OBJECTIVE:
Pick out each line containing the string "color" and copy it.

Structured figure records
+===+
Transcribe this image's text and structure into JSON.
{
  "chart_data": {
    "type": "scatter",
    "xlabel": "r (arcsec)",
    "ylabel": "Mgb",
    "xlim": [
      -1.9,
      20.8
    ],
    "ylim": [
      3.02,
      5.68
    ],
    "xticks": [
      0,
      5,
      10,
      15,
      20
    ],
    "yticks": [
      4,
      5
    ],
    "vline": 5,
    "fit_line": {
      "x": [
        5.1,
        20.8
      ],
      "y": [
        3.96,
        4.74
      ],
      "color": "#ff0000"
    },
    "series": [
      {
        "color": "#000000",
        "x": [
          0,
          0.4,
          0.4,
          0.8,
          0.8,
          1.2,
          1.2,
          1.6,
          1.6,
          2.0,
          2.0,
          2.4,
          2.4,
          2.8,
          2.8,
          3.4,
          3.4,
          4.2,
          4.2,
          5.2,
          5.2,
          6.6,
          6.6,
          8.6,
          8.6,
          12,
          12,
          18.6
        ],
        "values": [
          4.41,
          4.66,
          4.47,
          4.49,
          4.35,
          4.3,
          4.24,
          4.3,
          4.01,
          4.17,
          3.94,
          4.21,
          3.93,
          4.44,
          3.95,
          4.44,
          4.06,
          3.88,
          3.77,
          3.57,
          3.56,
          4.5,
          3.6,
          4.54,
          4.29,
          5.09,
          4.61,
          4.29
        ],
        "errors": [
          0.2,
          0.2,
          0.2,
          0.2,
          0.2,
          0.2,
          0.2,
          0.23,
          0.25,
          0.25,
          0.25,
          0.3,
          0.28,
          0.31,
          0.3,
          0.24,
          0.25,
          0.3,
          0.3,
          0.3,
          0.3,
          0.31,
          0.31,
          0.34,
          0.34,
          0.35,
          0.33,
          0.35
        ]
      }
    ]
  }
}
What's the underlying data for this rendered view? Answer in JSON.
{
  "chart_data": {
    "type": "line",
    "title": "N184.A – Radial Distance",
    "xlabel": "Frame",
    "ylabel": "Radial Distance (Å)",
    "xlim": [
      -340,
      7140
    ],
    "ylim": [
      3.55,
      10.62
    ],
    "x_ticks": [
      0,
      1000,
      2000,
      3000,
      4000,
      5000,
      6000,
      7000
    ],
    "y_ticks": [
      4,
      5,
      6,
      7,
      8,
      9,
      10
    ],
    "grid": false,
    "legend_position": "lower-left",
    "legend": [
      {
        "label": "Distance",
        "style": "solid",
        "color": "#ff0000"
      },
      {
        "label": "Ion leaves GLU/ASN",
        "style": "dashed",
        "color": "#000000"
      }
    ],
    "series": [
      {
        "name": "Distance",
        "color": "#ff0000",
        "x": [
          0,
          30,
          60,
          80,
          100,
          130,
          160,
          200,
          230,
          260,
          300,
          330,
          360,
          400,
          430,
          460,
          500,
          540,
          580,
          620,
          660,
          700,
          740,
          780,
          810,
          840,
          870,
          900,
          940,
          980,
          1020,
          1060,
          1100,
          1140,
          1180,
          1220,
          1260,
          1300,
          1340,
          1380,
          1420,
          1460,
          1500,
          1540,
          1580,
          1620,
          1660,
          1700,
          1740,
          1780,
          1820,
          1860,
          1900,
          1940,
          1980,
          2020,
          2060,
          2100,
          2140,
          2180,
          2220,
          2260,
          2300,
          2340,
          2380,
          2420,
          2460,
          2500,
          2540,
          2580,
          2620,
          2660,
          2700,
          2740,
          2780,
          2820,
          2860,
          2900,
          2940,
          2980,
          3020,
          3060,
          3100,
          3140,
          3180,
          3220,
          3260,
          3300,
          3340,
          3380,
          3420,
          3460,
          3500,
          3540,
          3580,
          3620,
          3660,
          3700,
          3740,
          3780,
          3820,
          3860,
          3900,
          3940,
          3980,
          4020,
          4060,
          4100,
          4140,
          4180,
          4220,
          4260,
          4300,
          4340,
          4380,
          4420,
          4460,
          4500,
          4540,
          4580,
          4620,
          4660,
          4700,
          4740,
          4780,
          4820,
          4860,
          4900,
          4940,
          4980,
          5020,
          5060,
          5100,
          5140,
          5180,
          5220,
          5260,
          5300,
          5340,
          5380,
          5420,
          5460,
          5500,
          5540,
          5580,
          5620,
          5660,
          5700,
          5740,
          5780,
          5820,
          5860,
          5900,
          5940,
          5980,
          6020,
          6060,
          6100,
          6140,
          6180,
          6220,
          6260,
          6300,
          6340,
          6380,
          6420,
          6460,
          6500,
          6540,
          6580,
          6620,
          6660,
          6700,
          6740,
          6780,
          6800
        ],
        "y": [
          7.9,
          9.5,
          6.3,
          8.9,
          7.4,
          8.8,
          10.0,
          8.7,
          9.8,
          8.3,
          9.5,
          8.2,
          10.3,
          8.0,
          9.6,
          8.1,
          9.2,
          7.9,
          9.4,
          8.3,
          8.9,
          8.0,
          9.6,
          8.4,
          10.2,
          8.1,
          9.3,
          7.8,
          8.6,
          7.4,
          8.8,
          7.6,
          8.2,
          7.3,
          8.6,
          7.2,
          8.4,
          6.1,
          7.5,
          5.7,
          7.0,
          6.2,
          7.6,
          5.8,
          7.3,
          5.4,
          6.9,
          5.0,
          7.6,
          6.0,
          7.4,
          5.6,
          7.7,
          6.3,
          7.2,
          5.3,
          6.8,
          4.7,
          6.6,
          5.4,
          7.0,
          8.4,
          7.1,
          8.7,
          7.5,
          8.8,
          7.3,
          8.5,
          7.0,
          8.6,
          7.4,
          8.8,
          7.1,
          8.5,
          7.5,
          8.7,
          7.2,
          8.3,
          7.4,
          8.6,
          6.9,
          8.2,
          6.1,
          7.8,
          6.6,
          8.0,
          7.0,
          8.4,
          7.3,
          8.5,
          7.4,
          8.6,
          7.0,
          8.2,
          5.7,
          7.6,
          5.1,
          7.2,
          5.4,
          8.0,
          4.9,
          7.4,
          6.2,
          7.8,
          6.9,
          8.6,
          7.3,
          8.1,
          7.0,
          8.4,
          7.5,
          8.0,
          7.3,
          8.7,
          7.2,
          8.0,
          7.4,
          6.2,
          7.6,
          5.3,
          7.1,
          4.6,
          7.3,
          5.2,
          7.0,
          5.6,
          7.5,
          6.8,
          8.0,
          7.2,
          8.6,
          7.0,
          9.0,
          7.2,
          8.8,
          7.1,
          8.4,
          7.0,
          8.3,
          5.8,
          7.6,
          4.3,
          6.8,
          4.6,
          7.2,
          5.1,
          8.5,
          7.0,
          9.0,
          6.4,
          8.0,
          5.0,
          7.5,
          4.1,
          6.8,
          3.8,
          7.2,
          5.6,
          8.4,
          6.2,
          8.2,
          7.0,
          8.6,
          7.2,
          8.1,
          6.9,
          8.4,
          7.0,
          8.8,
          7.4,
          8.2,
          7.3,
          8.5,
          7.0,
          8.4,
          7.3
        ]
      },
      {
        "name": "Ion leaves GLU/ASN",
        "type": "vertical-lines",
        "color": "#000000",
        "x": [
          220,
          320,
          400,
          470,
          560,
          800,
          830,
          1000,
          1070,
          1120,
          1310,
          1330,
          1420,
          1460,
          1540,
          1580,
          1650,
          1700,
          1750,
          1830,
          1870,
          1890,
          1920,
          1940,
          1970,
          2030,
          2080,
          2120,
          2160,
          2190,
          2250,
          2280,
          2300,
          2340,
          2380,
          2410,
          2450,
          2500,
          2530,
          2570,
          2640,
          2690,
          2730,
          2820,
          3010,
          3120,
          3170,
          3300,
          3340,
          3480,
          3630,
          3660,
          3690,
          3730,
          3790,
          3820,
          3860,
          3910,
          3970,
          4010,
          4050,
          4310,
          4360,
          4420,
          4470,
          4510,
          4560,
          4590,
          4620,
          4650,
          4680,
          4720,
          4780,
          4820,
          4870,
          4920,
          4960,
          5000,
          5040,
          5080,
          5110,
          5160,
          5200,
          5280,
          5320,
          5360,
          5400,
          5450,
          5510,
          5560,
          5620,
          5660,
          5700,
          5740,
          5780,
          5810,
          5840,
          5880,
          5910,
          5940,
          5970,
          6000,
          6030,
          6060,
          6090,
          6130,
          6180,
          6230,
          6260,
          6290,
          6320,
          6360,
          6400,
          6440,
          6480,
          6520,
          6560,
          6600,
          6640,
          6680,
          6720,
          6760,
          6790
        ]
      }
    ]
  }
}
+===+
TASK SOLUTION:
      "color": "#ff0000"
        "color": "#000000",
        "color": "#ff0000"
        "color": "#000000"
        "color": "#ff0000",
        "color": "#000000",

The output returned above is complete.